━━━━━ THE RECORDS ━━━━━
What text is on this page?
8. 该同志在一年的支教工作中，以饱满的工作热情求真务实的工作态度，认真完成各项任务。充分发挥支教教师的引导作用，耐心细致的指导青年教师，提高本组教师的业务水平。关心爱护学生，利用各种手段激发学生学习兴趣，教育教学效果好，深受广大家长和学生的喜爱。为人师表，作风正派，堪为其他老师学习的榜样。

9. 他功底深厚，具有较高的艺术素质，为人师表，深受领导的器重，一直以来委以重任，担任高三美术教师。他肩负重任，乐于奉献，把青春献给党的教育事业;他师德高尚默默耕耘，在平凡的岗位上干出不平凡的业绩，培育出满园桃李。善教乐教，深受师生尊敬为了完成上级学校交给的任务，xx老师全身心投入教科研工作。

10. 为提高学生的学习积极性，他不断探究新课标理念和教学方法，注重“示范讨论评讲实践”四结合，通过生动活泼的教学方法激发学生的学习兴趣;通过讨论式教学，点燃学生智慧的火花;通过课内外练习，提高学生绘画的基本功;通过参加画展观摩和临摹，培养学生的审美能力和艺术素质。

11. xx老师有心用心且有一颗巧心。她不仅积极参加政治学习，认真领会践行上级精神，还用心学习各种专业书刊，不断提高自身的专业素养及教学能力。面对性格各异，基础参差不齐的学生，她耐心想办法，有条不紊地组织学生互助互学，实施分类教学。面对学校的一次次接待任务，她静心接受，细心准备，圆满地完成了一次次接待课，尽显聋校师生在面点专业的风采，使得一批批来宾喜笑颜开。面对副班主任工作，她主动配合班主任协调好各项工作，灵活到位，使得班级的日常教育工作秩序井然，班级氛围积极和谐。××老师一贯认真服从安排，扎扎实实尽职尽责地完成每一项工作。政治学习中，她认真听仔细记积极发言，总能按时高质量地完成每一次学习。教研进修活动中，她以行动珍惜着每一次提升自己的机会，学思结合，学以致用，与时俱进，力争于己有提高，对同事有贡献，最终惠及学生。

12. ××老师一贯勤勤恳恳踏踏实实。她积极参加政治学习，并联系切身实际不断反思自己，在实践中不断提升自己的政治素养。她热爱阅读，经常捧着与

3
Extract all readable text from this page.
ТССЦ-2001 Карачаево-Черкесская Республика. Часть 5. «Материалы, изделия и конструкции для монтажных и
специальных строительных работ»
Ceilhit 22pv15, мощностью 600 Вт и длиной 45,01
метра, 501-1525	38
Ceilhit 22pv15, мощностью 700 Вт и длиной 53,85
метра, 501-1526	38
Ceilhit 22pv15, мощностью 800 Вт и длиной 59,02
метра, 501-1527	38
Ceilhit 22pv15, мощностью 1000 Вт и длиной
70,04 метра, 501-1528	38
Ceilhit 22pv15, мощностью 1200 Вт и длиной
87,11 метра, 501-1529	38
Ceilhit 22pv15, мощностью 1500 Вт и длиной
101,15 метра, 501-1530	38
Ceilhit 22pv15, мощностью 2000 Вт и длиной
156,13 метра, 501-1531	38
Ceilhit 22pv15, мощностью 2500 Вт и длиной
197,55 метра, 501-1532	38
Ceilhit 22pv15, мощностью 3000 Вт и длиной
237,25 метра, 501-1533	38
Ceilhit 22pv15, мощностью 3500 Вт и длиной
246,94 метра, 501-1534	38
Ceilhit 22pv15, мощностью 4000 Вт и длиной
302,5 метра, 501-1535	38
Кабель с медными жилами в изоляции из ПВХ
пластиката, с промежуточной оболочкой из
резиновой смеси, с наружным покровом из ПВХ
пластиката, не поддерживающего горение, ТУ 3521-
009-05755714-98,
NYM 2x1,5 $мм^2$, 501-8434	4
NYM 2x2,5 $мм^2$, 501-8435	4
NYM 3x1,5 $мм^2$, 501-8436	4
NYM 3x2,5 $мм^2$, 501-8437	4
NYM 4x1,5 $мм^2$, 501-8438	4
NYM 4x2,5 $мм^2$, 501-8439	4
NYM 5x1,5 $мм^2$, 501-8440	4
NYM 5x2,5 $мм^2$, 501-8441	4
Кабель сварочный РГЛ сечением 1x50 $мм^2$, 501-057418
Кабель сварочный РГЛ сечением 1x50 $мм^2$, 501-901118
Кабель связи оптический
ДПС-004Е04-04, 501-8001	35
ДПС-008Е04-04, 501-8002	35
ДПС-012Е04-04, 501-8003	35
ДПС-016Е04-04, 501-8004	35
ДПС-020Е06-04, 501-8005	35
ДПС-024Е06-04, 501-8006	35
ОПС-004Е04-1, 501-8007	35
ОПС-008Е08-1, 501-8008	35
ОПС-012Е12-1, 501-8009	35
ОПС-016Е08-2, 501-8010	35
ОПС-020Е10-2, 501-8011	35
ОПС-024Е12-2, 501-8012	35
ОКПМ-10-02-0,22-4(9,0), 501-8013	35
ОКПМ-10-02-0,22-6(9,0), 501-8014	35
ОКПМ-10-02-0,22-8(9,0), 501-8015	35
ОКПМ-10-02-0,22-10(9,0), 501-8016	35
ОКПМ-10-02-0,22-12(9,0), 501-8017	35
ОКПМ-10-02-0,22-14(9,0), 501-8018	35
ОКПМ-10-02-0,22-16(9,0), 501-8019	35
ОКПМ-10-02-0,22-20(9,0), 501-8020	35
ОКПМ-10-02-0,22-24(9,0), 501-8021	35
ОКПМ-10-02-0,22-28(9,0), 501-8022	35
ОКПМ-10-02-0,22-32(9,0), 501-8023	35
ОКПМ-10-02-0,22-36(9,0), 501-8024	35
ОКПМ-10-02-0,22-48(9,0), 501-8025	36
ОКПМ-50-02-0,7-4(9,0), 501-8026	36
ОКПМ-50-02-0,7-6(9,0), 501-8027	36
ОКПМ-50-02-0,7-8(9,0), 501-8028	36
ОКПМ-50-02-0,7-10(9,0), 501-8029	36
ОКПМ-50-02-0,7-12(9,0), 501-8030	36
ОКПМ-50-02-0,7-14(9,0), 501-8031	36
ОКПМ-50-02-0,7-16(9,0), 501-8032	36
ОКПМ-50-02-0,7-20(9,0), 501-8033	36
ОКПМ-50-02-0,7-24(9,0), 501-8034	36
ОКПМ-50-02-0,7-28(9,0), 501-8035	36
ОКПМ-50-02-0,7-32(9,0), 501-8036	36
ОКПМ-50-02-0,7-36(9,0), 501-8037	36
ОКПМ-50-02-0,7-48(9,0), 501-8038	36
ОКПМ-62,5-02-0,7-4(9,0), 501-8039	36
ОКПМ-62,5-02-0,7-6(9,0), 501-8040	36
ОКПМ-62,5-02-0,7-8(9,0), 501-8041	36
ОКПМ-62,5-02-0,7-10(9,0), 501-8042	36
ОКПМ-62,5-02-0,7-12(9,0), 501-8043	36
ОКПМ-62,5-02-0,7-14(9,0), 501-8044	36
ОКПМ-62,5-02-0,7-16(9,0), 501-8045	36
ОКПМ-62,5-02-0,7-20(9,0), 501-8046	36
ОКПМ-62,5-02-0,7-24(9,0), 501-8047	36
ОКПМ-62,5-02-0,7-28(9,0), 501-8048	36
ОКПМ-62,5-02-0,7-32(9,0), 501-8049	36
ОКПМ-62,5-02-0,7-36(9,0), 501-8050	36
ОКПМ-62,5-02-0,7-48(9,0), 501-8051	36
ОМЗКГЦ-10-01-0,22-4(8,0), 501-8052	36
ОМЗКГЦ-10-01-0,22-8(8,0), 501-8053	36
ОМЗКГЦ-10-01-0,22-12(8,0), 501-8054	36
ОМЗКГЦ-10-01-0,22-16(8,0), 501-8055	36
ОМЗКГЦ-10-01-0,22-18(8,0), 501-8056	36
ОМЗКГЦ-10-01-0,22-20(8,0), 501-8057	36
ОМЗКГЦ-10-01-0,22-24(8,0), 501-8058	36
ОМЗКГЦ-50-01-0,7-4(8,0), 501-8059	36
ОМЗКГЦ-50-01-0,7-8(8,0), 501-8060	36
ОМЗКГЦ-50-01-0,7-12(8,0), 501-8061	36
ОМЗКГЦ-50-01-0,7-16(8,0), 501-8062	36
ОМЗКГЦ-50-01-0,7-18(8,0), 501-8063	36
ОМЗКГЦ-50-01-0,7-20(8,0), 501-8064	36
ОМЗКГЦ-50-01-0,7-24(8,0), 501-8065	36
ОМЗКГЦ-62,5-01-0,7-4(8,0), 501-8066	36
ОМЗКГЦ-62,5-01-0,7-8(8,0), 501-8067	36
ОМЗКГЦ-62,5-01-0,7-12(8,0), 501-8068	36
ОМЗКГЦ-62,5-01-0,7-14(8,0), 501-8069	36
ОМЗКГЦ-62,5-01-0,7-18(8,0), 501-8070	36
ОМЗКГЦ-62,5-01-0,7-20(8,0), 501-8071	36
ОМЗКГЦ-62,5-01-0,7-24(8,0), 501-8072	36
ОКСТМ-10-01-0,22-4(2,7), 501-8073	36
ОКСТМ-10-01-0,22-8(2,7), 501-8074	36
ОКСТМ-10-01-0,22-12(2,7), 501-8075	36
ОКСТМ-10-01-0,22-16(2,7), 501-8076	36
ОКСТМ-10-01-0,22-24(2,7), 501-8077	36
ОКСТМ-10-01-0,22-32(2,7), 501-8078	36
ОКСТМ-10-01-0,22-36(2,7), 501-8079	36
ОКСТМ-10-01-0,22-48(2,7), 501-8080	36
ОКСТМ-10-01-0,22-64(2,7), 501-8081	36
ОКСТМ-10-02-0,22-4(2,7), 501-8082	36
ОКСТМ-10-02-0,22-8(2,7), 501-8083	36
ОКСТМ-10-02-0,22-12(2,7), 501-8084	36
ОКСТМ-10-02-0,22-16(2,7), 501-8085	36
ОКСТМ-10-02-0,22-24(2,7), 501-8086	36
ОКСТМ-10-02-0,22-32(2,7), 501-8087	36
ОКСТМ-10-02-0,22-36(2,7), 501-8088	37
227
━━━━━
Which lines contain "Ceilhit"? Copy each of them.

Ceilhit 22pv15, мощностью 600 Вт и длиной 45,01
Ceilhit 22pv15, мощностью 700 Вт и длиной 53,85
Ceilhit 22pv15, мощностью 800 Вт и длиной 59,02
Ceilhit 22pv15, мощностью 1000 Вт и длиной
Ceilhit 22pv15, мощностью 1200 Вт и длиной
Ceilhit 22pv15, мощностью 1500 Вт и длиной
Ceilhit 22pv15, мощностью 2000 Вт и длиной
Ceilhit 22pv15, мощностью 2500 Вт и длиной
Ceilhit 22pv15, мощностью 3000 Вт и длиной
Ceilhit 22pv15, мощностью 3500 Вт и длиной
Ceilhit 22pv15, мощностью 4000 Вт и длиной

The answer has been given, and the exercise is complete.